● **Exercise requirements**
Please retype the data in full and exactly; the pictures are not part of the copy.

[Data entries]

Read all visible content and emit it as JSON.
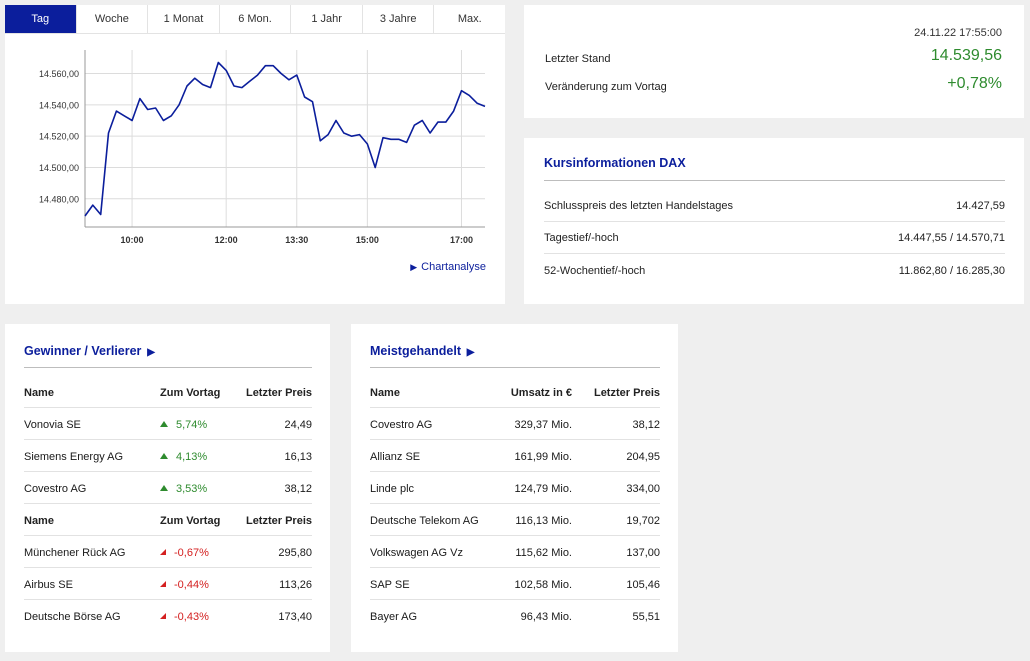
{
  "tabs": [
    "Tag",
    "Woche",
    "1 Monat",
    "6 Mon.",
    "1 Jahr",
    "3 Jahre",
    "Max."
  ],
  "active_tab": "Tag",
  "chart_link": "Chartanalyse",
  "chart_data": {
    "type": "line",
    "title": "",
    "xlabel": "",
    "ylabel": "",
    "x_ticks": [
      "10:00",
      "12:00",
      "13:30",
      "15:00",
      "17:00"
    ],
    "y_ticks": [
      "14.480,00",
      "14.500,00",
      "14.520,00",
      "14.540,00",
      "14.560,00"
    ],
    "ylim": [
      14462,
      14575
    ],
    "xlim": [
      "09:00",
      "17:30"
    ],
    "grid": true,
    "color": "#0b1e9c",
    "x": [
      "09:00",
      "09:10",
      "09:20",
      "09:30",
      "09:40",
      "09:50",
      "10:00",
      "10:10",
      "10:20",
      "10:30",
      "10:40",
      "10:50",
      "11:00",
      "11:10",
      "11:20",
      "11:30",
      "11:40",
      "11:50",
      "12:00",
      "12:10",
      "12:20",
      "12:30",
      "12:40",
      "12:50",
      "13:00",
      "13:10",
      "13:20",
      "13:30",
      "13:40",
      "13:50",
      "14:00",
      "14:10",
      "14:20",
      "14:30",
      "14:40",
      "14:50",
      "15:00",
      "15:10",
      "15:20",
      "15:30",
      "15:40",
      "15:50",
      "16:00",
      "16:10",
      "16:20",
      "16:30",
      "16:40",
      "16:50",
      "17:00",
      "17:10",
      "17:20",
      "17:30"
    ],
    "values": [
      14469,
      14476,
      14470,
      14522,
      14536,
      14533,
      14530,
      14544,
      14537,
      14538,
      14530,
      14533,
      14540,
      14552,
      14557,
      14553,
      14551,
      14567,
      14562,
      14552,
      14551,
      14555,
      14559,
      14565,
      14565,
      14560,
      14556,
      14559,
      14545,
      14542,
      14517,
      14521,
      14530,
      14522,
      14520,
      14521,
      14515,
      14500,
      14519,
      14518,
      14518,
      14516,
      14527,
      14530,
      14522,
      14529,
      14529,
      14536,
      14549,
      14546,
      14541,
      14539
    ]
  },
  "quote": {
    "timestamp": "24.11.22 17:55:00",
    "last_label": "Letzter Stand",
    "last_value": "14.539,56",
    "change_label": "Veränderung zum Vortag",
    "change_value": "+0,78%",
    "positive_color": "#2e8b2e"
  },
  "info": {
    "title": "Kursinformationen DAX",
    "rows": [
      {
        "label": "Schlusspreis des letzten Handelstages",
        "value": "14.427,59"
      },
      {
        "label": "Tagestief/-hoch",
        "value": "14.447,55 / 14.570,71"
      },
      {
        "label": "52-Wochentief/-hoch",
        "value": "11.862,80 / 16.285,30"
      }
    ]
  },
  "gainers_losers": {
    "title": "Gewinner / Verlierer",
    "headers": {
      "name": "Name",
      "change": "Zum Vortag",
      "price": "Letzter Preis"
    },
    "gainers": [
      {
        "name": "Vonovia SE",
        "change": "5,74%",
        "price": "24,49"
      },
      {
        "name": "Siemens Energy AG",
        "change": "4,13%",
        "price": "16,13"
      },
      {
        "name": "Covestro AG",
        "change": "3,53%",
        "price": "38,12"
      }
    ],
    "losers": [
      {
        "name": "Münchener Rück AG",
        "change": "-0,67%",
        "price": "295,80"
      },
      {
        "name": "Airbus SE",
        "change": "-0,44%",
        "price": "113,26"
      },
      {
        "name": "Deutsche Börse AG",
        "change": "-0,43%",
        "price": "173,40"
      }
    ]
  },
  "most_traded": {
    "title": "Meistgehandelt",
    "headers": {
      "name": "Name",
      "volume": "Umsatz in €",
      "price": "Letzter Preis"
    },
    "rows": [
      {
        "name": "Covestro AG",
        "volume": "329,37 Mio.",
        "price": "38,12"
      },
      {
        "name": "Allianz SE",
        "volume": "161,99 Mio.",
        "price": "204,95"
      },
      {
        "name": "Linde plc",
        "volume": "124,79 Mio.",
        "price": "334,00"
      },
      {
        "name": "Deutsche Telekom AG",
        "volume": "116,13 Mio.",
        "price": "19,702"
      },
      {
        "name": "Volkswagen AG Vz",
        "volume": "115,62 Mio.",
        "price": "137,00"
      },
      {
        "name": "SAP SE",
        "volume": "102,58 Mio.",
        "price": "105,46"
      },
      {
        "name": "Bayer AG",
        "volume": "96,43 Mio.",
        "price": "55,51"
      }
    ]
  }
}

● **Result of the task**
Read all visible content and emit it as JSON.
{
  "tabs": [
    "Tag",
    "Woche",
    "1 Monat",
    "6 Mon.",
    "1 Jahr",
    "3 Jahre",
    "Max."
  ],
  "active_tab": "Tag",
  "chart_link": "Chartanalyse",
  "chart_data": {
    "type": "line",
    "title": "",
    "xlabel": "",
    "ylabel": "",
    "x_ticks": [
      "10:00",
      "12:00",
      "13:30",
      "15:00",
      "17:00"
    ],
    "y_ticks": [
      "14.480,00",
      "14.500,00",
      "14.520,00",
      "14.540,00",
      "14.560,00"
    ],
    "ylim": [
      14462,
      14575
    ],
    "xlim": [
      "09:00",
      "17:30"
    ],
    "grid": true,
    "color": "#0b1e9c",
    "x": [
      "09:00",
      "09:10",
      "09:20",
      "09:30",
      "09:40",
      "09:50",
      "10:00",
      "10:10",
      "10:20",
      "10:30",
      "10:40",
      "10:50",
      "11:00",
      "11:10",
      "11:20",
      "11:30",
      "11:40",
      "11:50",
      "12:00",
      "12:10",
      "12:20",
      "12:30",
      "12:40",
      "12:50",
      "13:00",
      "13:10",
      "13:20",
      "13:30",
      "13:40",
      "13:50",
      "14:00",
      "14:10",
      "14:20",
      "14:30",
      "14:40",
      "14:50",
      "15:00",
      "15:10",
      "15:20",
      "15:30",
      "15:40",
      "15:50",
      "16:00",
      "16:10",
      "16:20",
      "16:30",
      "16:40",
      "16:50",
      "17:00",
      "17:10",
      "17:20",
      "17:30"
    ],
    "values": [
      14469,
      14476,
      14470,
      14522,
      14536,
      14533,
      14530,
      14544,
      14537,
      14538,
      14530,
      14533,
      14540,
      14552,
      14557,
      14553,
      14551,
      14567,
      14562,
      14552,
      14551,
      14555,
      14559,
      14565,
      14565,
      14560,
      14556,
      14559,
      14545,
      14542,
      14517,
      14521,
      14530,
      14522,
      14520,
      14521,
      14515,
      14500,
      14519,
      14518,
      14518,
      14516,
      14527,
      14530,
      14522,
      14529,
      14529,
      14536,
      14549,
      14546,
      14541,
      14539
    ]
  },
  "quote": {
    "timestamp": "24.11.22 17:55:00",
    "last_label": "Letzter Stand",
    "last_value": "14.539,56",
    "change_label": "Veränderung zum Vortag",
    "change_value": "+0,78%",
    "positive_color": "#2e8b2e"
  },
  "info": {
    "title": "Kursinformationen DAX",
    "rows": [
      {
        "label": "Schlusspreis des letzten Handelstages",
        "value": "14.427,59"
      },
      {
        "label": "Tagestief/-hoch",
        "value": "14.447,55 / 14.570,71"
      },
      {
        "label": "52-Wochentief/-hoch",
        "value": "11.862,80 / 16.285,30"
      }
    ]
  },
  "gainers_losers": {
    "title": "Gewinner / Verlierer",
    "headers": {
      "name": "Name",
      "change": "Zum Vortag",
      "price": "Letzter Preis"
    },
    "gainers": [
      {
        "name": "Vonovia SE",
        "change": "5,74%",
        "price": "24,49"
      },
      {
        "name": "Siemens Energy AG",
        "change": "4,13%",
        "price": "16,13"
      },
      {
        "name": "Covestro AG",
        "change": "3,53%",
        "price": "38,12"
      }
    ],
    "losers": [
      {
        "name": "Münchener Rück AG",
        "change": "-0,67%",
        "price": "295,80"
      },
      {
        "name": "Airbus SE",
        "change": "-0,44%",
        "price": "113,26"
      },
      {
        "name": "Deutsche Börse AG",
        "change": "-0,43%",
        "price": "173,40"
      }
    ]
  },
  "most_traded": {
    "title": "Meistgehandelt",
    "headers": {
      "name": "Name",
      "volume": "Umsatz in €",
      "price": "Letzter Preis"
    },
    "rows": [
      {
        "name": "Covestro AG",
        "volume": "329,37 Mio.",
        "price": "38,12"
      },
      {
        "name": "Allianz SE",
        "volume": "161,99 Mio.",
        "price": "204,95"
      },
      {
        "name": "Linde plc",
        "volume": "124,79 Mio.",
        "price": "334,00"
      },
      {
        "name": "Deutsche Telekom AG",
        "volume": "116,13 Mio.",
        "price": "19,702"
      },
      {
        "name": "Volkswagen AG Vz",
        "volume": "115,62 Mio.",
        "price": "137,00"
      },
      {
        "name": "SAP SE",
        "volume": "102,58 Mio.",
        "price": "105,46"
      },
      {
        "name": "Bayer AG",
        "volume": "96,43 Mio.",
        "price": "55,51"
      }
    ]
  }
}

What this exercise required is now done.